**Task objective**.
Using the data below, repeat all of it precisely.

**Data entries**.
········
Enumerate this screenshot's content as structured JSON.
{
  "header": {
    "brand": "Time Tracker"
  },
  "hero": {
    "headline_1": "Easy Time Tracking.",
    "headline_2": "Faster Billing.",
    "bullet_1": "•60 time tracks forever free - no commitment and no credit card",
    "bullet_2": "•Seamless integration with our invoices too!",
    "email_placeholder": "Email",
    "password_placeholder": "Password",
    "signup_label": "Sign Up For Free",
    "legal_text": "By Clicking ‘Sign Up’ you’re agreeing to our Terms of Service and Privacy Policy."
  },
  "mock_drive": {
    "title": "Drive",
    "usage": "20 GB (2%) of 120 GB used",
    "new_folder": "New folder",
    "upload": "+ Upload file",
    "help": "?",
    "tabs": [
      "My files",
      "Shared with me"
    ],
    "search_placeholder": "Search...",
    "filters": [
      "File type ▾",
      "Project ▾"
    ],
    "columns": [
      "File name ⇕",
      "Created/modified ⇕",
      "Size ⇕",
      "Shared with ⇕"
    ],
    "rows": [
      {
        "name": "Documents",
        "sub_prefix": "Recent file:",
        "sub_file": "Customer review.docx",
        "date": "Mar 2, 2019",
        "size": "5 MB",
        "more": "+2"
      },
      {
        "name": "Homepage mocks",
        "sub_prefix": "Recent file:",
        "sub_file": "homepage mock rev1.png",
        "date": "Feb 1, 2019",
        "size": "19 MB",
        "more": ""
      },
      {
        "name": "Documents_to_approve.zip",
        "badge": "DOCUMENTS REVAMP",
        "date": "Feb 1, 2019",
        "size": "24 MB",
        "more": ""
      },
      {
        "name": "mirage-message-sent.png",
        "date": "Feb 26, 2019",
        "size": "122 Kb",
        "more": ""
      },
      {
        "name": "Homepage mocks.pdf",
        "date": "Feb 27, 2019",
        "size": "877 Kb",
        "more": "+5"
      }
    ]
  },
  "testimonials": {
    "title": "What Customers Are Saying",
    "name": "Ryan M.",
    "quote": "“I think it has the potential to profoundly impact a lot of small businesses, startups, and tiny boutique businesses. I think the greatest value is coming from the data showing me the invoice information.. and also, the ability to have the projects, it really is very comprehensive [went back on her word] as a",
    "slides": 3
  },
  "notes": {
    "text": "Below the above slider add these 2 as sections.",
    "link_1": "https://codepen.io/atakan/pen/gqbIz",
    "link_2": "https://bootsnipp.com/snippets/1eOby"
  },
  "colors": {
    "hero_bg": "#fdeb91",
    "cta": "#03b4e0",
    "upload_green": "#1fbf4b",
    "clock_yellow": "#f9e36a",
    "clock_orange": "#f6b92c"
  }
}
········
**Worked solution**.
Enumerate this screenshot's content as structured JSON.
{
  "header": {
    "brand": "Time Tracker"
  },
  "hero": {
    "headline_1": "Easy Time Tracking.",
    "headline_2": "Faster Billing.",
    "bullet_1": "•60 time tracks forever free - no commitment and no credit card",
    "bullet_2": "•Seamless integration with our invoices too!",
    "email_placeholder": "Email",
    "password_placeholder": "Password",
    "signup_label": "Sign Up For Free",
    "legal_text": "By Clicking ‘Sign Up’ you’re agreeing to our Terms of Service and Privacy Policy."
  },
  "mock_drive": {
    "title": "Drive",
    "usage": "20 GB (2%) of 120 GB used",
    "new_folder": "New folder",
    "upload": "+ Upload file",
    "help": "?",
    "tabs": [
      "My files",
      "Shared with me"
    ],
    "search_placeholder": "Search...",
    "filters": [
      "File type ▾",
      "Project ▾"
    ],
    "columns": [
      "File name ⇕",
      "Created/modified ⇕",
      "Size ⇕",
      "Shared with ⇕"
    ],
    "rows": [
      {
        "name": "Documents",
        "sub_prefix": "Recent file:",
        "sub_file": "Customer review.docx",
        "date": "Mar 2, 2019",
        "size": "5 MB",
        "more": "+2"
      },
      {
        "name": "Homepage mocks",
        "sub_prefix": "Recent file:",
        "sub_file": "homepage mock rev1.png",
        "date": "Feb 1, 2019",
        "size": "19 MB",
        "more": ""
      },
      {
        "name": "Documents_to_approve.zip",
        "badge": "DOCUMENTS REVAMP",
        "date": "Feb 1, 2019",
        "size": "24 MB",
        "more": ""
      },
      {
        "name": "mirage-message-sent.png",
        "date": "Feb 26, 2019",
        "size": "122 Kb",
        "more": ""
      },
      {
        "name": "Homepage mocks.pdf",
        "date": "Feb 27, 2019",
        "size": "877 Kb",
        "more": "+5"
      }
    ]
  },
  "testimonials": {
    "title": "What Customers Are Saying",
    "name": "Ryan M.",
    "quote": "“I think it has the potential to profoundly impact a lot of small businesses, startups, and tiny boutique businesses. I think the greatest value is coming from the data showing me the invoice information.. and also, the ability to have the projects, it really is very comprehensive [went back on her word] as a",
    "slides": 3
  },
  "notes": {
    "text": "Below the above slider add these 2 as sections.",
    "link_1": "https://codepen.io/atakan/pen/gqbIz",
    "link_2": "https://bootsnipp.com/snippets/1eOby"
  },
  "colors": {
    "hero_bg": "#fdeb91",
    "cta": "#03b4e0",
    "upload_green": "#1fbf4b",
    "clock_yellow": "#f9e36a",
    "clock_orange": "#f6b92c"
  }
}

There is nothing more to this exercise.